Layout region records:
=-=-=-=-=
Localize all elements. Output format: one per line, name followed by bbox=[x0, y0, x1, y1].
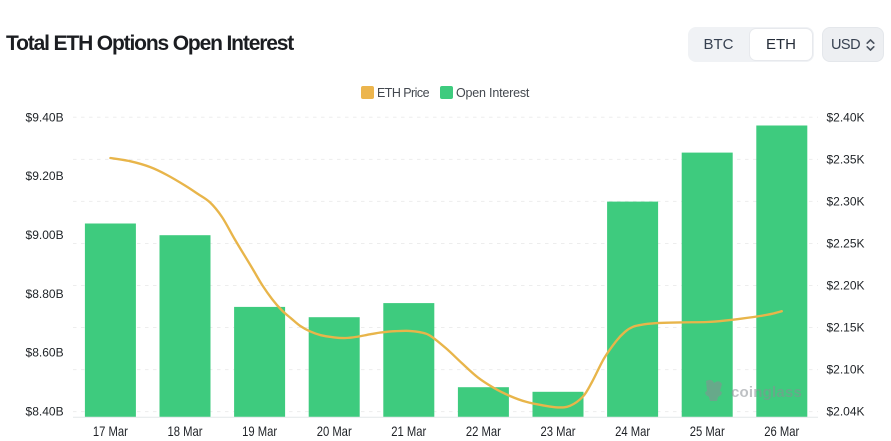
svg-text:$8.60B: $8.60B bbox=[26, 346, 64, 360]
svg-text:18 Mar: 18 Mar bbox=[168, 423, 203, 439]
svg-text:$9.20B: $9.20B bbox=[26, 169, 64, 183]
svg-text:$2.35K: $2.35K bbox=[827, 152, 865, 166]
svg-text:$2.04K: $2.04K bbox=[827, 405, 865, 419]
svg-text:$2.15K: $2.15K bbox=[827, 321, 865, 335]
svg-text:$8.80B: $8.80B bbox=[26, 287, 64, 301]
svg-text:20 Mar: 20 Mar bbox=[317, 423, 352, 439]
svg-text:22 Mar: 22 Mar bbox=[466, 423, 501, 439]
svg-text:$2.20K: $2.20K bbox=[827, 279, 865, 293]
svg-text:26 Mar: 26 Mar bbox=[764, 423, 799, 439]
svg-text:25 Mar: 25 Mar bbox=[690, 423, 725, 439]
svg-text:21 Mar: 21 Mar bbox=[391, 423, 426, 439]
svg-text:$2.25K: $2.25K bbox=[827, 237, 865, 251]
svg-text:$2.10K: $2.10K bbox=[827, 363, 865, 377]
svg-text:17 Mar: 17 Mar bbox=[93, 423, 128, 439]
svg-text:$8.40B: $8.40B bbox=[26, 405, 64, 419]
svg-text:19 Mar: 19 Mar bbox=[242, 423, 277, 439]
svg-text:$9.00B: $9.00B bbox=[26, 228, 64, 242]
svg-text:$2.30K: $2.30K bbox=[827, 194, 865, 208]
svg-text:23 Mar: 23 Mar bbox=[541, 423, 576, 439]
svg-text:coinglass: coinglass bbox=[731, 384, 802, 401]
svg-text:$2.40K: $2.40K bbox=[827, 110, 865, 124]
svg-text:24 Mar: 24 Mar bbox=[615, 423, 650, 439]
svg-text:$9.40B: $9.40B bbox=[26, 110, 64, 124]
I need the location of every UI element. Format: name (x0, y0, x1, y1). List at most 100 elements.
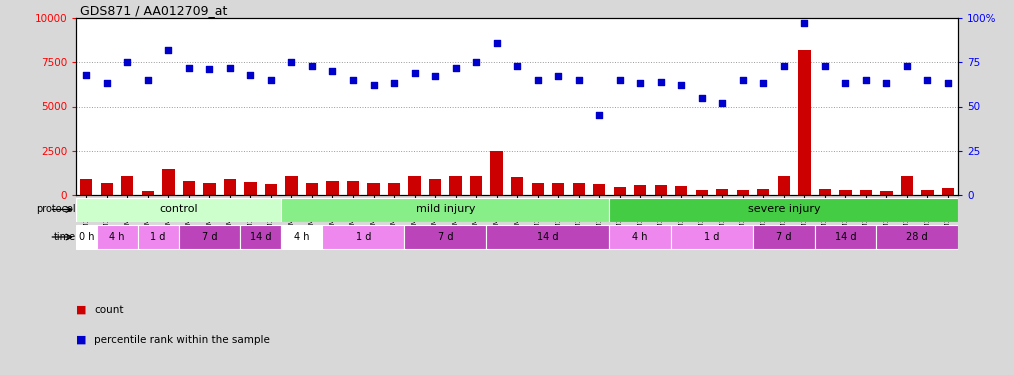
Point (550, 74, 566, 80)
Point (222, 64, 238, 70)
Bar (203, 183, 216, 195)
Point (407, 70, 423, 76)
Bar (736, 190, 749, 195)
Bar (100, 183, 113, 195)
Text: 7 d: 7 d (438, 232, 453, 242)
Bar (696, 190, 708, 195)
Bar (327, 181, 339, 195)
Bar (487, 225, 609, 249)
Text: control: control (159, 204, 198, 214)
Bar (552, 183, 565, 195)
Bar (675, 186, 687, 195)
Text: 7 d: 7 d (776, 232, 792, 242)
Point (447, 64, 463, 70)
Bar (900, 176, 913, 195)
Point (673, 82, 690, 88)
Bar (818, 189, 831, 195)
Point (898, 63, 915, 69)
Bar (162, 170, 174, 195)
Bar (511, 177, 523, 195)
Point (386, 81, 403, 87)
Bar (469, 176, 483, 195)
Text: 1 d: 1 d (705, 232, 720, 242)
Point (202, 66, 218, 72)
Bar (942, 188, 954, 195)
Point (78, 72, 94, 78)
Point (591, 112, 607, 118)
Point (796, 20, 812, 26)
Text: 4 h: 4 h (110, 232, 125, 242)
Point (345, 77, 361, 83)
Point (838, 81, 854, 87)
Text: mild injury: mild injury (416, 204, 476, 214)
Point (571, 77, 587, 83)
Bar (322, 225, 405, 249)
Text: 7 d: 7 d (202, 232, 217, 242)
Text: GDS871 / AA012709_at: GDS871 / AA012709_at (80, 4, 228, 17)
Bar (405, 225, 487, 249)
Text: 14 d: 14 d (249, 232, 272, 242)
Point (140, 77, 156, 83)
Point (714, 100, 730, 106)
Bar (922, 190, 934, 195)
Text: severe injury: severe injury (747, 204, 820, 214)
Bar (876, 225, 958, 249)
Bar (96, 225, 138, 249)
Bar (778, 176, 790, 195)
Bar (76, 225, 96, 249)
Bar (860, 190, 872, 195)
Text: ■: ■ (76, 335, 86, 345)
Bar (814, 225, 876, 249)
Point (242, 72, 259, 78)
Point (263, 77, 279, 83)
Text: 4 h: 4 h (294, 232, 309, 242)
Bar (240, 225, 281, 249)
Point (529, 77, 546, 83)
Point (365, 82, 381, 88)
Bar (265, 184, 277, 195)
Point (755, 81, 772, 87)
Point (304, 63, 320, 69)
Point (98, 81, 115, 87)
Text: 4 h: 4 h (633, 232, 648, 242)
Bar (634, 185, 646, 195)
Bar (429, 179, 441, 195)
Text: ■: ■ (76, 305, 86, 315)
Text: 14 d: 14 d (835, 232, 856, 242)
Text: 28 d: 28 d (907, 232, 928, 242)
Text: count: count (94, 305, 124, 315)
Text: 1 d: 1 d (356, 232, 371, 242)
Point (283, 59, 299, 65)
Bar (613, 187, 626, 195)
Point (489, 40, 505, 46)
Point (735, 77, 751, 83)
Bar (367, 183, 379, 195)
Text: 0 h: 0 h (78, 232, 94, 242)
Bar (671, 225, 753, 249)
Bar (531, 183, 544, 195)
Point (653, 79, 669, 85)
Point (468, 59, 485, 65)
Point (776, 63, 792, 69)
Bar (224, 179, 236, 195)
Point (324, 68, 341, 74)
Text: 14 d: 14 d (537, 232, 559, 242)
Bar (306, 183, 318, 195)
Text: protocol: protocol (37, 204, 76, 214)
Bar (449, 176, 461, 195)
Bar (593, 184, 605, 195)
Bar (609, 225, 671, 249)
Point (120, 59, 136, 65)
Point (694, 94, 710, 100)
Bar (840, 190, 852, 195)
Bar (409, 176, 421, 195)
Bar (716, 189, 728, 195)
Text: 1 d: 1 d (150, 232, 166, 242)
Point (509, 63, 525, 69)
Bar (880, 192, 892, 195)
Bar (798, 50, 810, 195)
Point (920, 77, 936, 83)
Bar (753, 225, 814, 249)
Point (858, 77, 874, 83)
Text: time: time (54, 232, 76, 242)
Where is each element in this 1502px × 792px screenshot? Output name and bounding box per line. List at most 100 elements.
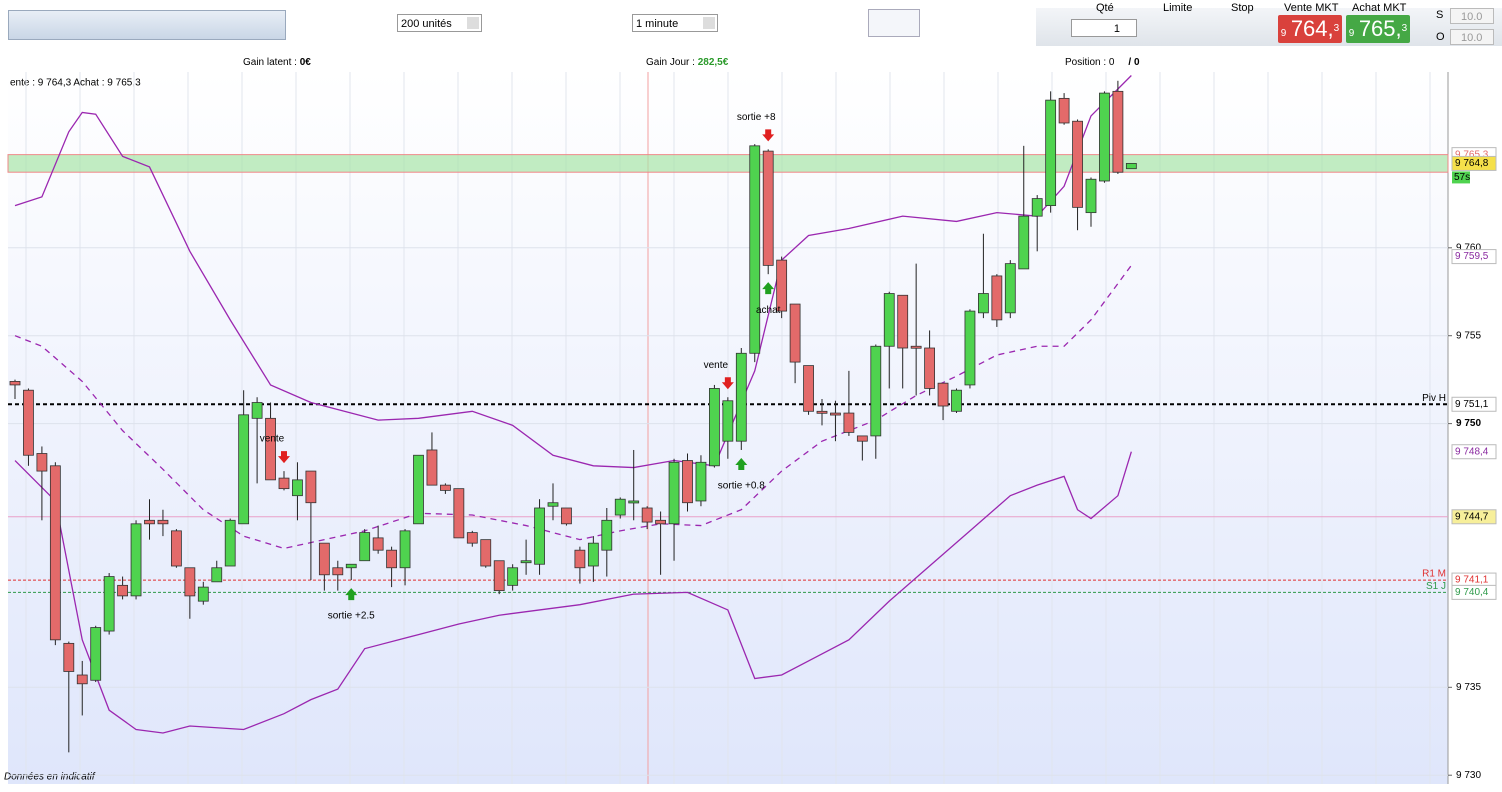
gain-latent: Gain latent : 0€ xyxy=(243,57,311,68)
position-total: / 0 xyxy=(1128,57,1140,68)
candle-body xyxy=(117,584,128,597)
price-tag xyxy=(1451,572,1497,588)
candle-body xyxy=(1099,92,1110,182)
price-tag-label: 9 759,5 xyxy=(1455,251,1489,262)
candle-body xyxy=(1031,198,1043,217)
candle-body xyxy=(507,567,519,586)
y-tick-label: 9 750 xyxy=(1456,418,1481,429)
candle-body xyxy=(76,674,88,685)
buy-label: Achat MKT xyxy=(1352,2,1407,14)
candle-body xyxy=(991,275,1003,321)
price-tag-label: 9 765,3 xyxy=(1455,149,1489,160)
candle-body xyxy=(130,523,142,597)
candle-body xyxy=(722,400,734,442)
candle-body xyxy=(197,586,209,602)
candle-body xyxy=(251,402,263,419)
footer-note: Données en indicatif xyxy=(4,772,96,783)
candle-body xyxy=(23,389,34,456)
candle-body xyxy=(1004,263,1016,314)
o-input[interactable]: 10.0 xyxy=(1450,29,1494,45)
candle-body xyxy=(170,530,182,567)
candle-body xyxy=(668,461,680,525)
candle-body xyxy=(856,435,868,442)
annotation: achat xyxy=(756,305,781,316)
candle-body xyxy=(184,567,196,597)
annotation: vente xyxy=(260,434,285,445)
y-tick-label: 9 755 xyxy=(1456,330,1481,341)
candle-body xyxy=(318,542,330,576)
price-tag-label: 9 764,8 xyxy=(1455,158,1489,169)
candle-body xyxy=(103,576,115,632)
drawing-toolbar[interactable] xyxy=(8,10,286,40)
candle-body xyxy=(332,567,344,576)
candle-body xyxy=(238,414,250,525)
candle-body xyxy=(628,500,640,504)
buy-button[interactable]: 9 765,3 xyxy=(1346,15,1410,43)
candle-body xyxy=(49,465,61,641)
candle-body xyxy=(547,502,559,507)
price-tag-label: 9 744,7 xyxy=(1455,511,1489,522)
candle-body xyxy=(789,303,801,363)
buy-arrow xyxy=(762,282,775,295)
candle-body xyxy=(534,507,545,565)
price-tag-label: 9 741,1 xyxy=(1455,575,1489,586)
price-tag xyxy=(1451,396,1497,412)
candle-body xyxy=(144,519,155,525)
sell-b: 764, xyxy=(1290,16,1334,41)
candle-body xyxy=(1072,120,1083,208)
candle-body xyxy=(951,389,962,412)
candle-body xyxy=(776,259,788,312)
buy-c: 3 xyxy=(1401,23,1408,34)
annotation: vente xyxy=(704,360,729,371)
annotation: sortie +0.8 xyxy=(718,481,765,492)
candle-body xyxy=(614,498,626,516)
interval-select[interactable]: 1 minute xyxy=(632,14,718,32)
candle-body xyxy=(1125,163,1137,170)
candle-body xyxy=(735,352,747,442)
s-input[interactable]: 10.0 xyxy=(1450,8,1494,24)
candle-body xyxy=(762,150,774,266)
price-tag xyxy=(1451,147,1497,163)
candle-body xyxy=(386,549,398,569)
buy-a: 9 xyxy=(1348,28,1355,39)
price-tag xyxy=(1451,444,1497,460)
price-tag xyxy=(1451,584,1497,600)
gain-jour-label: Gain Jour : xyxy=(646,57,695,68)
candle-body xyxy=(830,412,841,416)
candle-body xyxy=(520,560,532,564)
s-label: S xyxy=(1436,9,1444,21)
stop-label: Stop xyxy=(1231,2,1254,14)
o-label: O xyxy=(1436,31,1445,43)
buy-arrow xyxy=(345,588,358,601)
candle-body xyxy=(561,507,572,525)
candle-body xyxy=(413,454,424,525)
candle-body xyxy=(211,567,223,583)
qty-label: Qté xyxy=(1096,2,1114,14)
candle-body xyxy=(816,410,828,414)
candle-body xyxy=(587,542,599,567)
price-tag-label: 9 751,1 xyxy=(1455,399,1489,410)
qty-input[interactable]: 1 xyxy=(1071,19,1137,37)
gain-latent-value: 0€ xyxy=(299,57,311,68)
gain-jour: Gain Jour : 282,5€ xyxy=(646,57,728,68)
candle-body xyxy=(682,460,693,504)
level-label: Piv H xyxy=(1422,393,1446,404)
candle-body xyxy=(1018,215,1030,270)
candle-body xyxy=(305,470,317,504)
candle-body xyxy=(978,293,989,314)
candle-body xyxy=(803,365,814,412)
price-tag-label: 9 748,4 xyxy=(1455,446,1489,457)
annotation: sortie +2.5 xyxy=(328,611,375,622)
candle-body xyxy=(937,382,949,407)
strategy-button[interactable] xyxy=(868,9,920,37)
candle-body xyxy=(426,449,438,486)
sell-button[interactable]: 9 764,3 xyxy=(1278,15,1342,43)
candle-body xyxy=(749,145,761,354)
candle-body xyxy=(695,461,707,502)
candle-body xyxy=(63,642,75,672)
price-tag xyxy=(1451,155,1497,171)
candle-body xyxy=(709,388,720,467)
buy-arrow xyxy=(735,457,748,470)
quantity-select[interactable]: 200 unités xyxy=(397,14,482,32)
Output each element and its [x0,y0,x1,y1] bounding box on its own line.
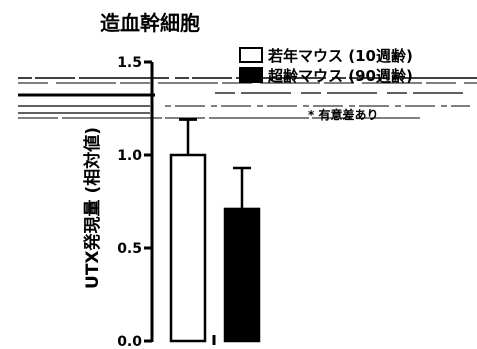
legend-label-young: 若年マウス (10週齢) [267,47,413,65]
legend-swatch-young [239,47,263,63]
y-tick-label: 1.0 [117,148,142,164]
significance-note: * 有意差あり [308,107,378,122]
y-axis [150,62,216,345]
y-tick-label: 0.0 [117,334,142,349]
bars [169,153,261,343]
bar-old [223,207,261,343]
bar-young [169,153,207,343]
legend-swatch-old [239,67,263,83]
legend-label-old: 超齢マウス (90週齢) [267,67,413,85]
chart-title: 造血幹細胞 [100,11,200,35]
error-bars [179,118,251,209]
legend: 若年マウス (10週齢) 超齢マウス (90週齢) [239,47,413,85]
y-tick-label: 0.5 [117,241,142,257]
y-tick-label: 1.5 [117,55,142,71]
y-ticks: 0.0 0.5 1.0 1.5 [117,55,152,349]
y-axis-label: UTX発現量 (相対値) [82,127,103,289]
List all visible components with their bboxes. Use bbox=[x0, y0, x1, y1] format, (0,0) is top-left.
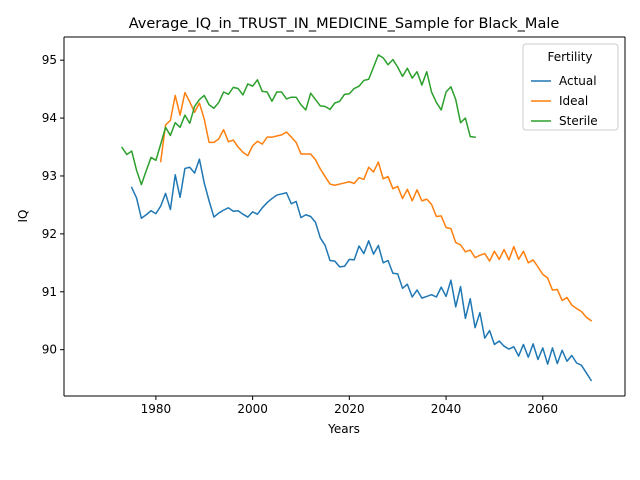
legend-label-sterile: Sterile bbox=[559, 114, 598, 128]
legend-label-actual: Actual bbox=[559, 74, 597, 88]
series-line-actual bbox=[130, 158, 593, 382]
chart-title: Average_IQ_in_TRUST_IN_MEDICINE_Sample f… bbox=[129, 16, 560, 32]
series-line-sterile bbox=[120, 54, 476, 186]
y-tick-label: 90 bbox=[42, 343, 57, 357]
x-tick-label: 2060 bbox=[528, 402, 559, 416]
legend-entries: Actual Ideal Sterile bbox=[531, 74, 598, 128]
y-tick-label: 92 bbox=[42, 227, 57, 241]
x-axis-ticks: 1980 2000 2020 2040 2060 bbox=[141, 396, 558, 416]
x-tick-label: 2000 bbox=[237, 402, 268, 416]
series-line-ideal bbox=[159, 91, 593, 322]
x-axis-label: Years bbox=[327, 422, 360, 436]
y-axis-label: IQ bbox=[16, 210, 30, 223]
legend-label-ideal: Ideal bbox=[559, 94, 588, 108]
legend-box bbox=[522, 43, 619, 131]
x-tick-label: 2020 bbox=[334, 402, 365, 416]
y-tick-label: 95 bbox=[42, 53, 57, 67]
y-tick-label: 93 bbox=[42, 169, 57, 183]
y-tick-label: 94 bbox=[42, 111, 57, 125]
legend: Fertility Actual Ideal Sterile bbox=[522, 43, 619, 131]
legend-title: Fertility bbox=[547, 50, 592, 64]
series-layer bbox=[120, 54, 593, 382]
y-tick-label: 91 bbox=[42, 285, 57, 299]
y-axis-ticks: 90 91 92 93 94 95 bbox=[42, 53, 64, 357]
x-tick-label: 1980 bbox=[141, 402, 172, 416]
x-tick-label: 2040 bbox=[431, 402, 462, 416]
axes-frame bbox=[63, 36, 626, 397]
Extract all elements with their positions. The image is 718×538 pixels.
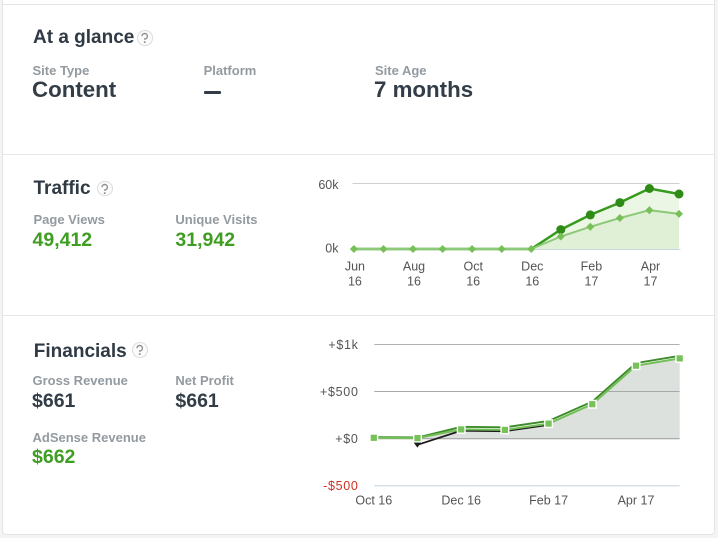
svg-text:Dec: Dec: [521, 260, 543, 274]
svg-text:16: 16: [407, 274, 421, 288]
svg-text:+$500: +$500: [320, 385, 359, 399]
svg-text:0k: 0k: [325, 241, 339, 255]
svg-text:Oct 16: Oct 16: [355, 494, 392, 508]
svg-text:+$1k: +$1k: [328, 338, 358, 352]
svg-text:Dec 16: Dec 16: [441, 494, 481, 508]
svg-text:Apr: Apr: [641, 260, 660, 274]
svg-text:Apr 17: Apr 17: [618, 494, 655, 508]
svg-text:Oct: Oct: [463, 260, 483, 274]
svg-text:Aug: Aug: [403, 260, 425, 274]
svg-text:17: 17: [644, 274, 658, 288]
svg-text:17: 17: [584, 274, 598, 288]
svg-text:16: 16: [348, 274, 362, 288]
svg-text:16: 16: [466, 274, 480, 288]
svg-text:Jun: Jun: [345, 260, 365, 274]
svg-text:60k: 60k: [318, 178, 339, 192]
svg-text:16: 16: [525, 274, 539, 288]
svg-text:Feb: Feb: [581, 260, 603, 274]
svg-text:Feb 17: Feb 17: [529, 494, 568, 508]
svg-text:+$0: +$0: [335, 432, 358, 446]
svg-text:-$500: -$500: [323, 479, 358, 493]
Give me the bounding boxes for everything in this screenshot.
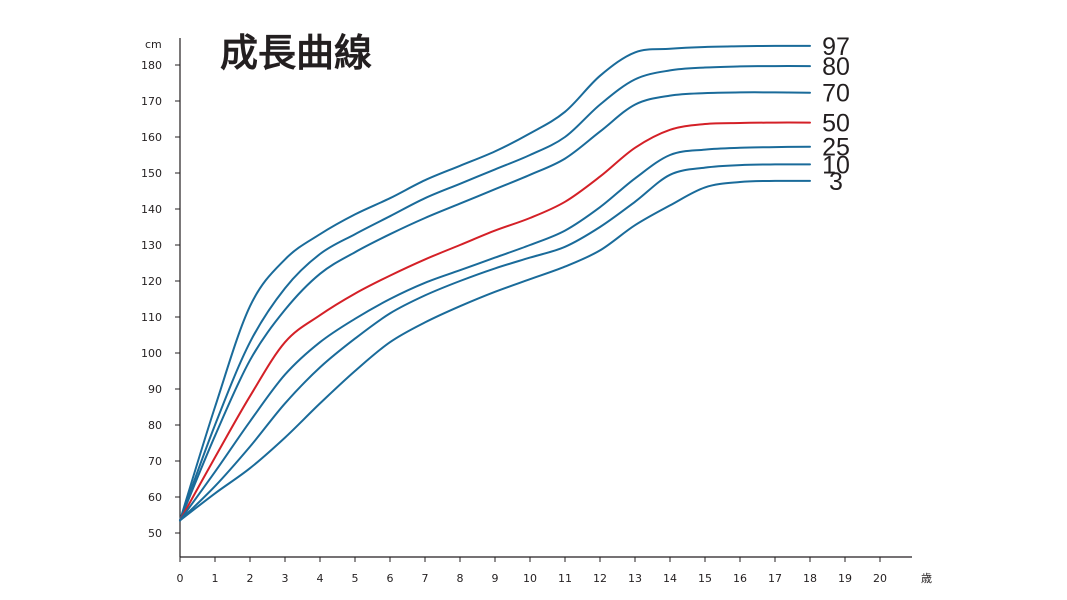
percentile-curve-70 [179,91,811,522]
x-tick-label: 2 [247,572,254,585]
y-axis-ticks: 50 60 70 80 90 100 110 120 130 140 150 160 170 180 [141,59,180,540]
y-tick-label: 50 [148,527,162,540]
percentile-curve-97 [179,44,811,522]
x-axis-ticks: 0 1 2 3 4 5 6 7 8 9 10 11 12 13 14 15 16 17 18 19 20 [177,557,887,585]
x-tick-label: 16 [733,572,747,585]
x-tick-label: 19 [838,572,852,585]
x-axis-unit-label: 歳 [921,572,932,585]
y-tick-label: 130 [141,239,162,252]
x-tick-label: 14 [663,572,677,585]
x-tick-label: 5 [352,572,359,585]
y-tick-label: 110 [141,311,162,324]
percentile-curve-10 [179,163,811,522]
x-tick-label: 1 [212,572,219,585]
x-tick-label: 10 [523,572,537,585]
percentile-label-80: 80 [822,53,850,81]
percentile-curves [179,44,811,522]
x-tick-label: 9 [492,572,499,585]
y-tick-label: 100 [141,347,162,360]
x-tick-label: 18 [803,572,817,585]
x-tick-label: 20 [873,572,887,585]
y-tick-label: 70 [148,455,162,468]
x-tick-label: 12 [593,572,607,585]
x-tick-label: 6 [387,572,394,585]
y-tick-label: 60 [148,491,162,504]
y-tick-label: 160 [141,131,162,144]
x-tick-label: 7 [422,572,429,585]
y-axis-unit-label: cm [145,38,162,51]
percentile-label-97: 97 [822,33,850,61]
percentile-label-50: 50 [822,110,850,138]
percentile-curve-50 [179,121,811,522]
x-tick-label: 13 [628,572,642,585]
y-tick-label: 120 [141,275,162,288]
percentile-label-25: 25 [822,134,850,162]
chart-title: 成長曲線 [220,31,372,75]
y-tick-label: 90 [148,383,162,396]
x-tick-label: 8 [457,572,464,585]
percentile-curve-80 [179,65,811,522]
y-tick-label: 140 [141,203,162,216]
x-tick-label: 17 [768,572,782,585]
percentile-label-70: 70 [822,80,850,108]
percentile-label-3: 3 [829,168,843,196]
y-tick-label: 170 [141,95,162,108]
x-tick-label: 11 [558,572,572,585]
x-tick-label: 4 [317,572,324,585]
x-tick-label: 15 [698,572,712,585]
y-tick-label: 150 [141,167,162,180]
=-=-=-=-=
| Instruction |
Copy everything from the row containing "legend-label-sterile: Sterile bbox=[559, 114, 598, 128]" down to the row containing "series-line-sterile bbox=[120, 54, 476, 186]", swapping "series-line" for "data-line" and keeping all else the same.

| Completed task |
legend-label-sterile: Sterile bbox=[559, 114, 598, 128]
legend-label-actual: Actual bbox=[559, 74, 597, 88]
data-line-actual bbox=[130, 158, 593, 382]
chart-title: Average_IQ_in_TRUST_IN_MEDICINE_Sample f… bbox=[129, 16, 560, 32]
data-line-sterile bbox=[120, 54, 476, 186]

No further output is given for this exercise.